## SHORT EXERCISE
Check every line below for the word "JSON" and show those that hold it.

──────── PROVIDED MATERIAL

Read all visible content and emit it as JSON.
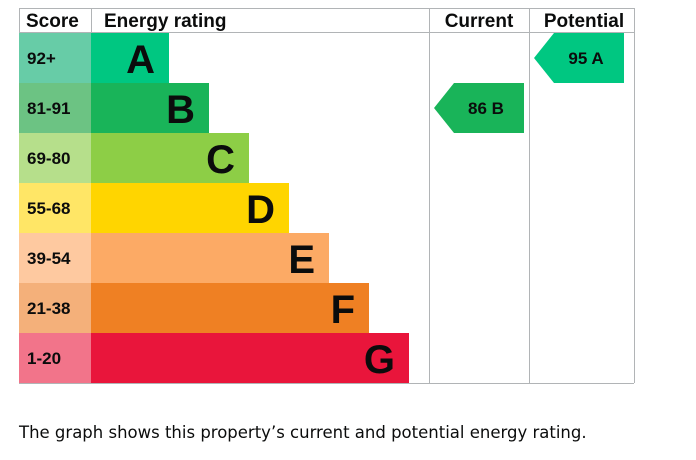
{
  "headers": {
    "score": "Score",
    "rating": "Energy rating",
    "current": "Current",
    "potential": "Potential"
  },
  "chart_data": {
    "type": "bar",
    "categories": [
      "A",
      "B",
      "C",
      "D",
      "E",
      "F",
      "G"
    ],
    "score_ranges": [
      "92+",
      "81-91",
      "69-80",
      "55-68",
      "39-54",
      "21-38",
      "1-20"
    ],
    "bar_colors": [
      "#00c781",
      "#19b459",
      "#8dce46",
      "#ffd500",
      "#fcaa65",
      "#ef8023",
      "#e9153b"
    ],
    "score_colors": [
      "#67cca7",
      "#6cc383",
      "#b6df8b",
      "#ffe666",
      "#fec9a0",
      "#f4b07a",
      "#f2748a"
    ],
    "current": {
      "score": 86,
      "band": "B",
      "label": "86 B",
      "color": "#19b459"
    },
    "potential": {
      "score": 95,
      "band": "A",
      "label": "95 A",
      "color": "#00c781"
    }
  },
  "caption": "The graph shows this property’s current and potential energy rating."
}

────────────────
──────── PROVIDED MATERIAL

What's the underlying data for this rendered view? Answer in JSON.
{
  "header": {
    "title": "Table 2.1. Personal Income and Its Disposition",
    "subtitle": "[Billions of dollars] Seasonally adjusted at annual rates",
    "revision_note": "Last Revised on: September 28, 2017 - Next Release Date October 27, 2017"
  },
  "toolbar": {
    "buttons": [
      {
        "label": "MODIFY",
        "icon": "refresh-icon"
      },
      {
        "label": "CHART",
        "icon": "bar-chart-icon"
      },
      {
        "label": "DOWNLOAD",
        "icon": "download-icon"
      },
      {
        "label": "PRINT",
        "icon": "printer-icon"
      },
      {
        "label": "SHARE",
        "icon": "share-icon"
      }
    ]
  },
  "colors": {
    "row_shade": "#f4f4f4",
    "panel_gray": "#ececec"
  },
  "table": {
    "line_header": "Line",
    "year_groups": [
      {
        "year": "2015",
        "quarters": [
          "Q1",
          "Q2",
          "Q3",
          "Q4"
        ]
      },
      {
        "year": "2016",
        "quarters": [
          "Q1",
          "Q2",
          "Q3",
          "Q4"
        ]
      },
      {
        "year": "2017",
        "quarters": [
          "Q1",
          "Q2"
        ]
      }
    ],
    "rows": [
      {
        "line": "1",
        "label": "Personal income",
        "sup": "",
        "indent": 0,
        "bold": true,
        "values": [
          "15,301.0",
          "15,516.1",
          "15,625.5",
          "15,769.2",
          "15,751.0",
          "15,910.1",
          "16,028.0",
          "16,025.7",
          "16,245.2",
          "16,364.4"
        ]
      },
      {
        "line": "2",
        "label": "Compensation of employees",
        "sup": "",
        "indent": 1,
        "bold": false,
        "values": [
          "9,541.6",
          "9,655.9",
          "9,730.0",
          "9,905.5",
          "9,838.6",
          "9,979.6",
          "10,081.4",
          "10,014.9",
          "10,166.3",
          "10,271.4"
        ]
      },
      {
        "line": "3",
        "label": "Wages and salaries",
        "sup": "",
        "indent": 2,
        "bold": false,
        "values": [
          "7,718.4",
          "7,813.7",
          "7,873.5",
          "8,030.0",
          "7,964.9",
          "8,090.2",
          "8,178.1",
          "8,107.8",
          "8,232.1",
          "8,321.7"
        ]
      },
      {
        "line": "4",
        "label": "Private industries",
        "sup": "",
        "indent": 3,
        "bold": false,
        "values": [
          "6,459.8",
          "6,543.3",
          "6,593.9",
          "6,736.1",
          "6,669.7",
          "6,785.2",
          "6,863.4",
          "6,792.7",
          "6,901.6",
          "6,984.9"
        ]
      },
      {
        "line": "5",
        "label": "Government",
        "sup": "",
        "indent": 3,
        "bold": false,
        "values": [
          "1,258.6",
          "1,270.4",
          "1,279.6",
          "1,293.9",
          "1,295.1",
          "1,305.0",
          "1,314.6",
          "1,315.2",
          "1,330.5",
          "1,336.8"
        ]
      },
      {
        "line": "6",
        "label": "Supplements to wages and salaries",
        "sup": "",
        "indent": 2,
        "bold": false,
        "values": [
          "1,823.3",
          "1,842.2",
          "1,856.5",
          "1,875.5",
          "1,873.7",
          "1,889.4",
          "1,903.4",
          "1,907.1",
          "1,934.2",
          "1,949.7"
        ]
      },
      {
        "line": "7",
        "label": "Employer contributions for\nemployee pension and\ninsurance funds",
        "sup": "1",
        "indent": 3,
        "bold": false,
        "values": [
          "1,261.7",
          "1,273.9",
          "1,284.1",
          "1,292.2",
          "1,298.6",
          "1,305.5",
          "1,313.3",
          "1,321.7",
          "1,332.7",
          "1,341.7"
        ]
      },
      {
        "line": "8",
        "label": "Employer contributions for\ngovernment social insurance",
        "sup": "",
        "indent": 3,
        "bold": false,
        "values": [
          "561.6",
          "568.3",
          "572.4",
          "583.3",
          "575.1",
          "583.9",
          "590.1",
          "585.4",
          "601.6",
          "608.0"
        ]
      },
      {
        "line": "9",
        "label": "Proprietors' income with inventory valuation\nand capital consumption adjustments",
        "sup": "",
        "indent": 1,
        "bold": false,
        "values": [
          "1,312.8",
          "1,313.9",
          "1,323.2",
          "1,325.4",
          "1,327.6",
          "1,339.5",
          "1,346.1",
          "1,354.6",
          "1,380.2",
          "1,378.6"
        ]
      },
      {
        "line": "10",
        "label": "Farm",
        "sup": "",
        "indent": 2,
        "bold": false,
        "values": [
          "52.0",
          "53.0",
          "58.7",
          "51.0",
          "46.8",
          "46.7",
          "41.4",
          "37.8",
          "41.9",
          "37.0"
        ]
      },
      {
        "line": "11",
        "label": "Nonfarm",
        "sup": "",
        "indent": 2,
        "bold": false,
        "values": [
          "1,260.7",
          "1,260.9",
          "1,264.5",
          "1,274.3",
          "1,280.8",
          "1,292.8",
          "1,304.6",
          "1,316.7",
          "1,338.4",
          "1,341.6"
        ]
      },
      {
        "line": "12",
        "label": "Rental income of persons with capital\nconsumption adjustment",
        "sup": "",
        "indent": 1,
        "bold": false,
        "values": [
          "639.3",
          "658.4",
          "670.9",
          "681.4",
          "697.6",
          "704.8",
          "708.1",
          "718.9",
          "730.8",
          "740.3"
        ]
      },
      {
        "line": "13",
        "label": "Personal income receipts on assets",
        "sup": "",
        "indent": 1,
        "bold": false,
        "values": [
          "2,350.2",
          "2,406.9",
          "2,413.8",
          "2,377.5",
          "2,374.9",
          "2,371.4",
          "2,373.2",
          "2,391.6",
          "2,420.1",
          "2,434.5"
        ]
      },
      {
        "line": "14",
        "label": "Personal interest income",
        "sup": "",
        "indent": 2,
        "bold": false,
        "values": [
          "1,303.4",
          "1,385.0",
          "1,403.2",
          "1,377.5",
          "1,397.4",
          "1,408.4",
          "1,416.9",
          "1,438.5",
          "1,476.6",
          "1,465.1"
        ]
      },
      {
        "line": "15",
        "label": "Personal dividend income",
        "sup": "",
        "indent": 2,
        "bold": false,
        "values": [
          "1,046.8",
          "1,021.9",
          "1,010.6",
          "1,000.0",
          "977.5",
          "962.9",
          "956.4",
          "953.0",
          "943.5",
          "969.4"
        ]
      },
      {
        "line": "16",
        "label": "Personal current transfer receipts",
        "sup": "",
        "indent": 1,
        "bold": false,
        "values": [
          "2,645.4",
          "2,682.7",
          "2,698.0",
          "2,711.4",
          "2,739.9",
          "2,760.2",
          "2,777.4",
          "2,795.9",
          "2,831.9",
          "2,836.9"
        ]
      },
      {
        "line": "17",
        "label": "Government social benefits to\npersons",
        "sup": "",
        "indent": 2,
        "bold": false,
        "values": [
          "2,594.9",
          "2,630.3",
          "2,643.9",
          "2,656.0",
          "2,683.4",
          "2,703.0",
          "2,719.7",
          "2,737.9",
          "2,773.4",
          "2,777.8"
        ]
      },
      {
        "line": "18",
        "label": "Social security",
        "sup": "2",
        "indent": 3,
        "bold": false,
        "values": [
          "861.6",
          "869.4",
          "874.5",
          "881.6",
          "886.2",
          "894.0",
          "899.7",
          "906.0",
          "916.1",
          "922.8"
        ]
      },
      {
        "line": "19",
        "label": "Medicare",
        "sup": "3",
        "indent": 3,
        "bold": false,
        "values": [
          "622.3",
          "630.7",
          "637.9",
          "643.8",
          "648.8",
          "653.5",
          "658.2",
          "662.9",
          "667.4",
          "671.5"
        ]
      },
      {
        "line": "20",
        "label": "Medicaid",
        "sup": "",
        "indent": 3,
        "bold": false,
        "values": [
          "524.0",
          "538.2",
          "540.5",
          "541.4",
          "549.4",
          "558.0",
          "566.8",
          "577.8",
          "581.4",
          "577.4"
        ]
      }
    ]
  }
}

────────────────
──────── PROVIDED MATERIAL

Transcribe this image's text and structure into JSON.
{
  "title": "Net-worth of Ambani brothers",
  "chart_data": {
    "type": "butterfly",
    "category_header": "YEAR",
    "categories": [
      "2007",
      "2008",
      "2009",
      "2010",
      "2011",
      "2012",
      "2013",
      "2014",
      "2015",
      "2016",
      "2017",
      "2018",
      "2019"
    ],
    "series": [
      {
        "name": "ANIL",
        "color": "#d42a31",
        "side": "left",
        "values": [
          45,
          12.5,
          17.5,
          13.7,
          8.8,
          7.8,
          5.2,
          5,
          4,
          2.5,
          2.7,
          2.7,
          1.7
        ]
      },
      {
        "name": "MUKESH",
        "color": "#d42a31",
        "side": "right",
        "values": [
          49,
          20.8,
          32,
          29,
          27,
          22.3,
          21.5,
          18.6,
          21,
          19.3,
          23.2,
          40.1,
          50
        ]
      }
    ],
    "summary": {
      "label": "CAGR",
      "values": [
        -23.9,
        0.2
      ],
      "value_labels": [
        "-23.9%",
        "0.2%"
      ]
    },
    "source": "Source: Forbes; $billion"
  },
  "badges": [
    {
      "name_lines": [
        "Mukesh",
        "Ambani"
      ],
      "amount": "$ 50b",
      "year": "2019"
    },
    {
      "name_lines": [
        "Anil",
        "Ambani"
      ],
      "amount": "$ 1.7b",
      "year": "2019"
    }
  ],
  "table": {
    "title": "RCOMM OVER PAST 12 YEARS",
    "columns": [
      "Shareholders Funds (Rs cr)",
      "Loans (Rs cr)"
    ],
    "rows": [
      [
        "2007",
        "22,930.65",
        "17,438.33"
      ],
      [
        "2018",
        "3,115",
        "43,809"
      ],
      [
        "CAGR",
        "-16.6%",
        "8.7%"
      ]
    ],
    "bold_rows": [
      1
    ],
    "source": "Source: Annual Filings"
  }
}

────────────────

## FULL SOLUTION
Read all visible content and emit it as JSON.
What's the underlying data for this rendered view? Answer in JSON.
Transcribe this image's text and structure into JSON.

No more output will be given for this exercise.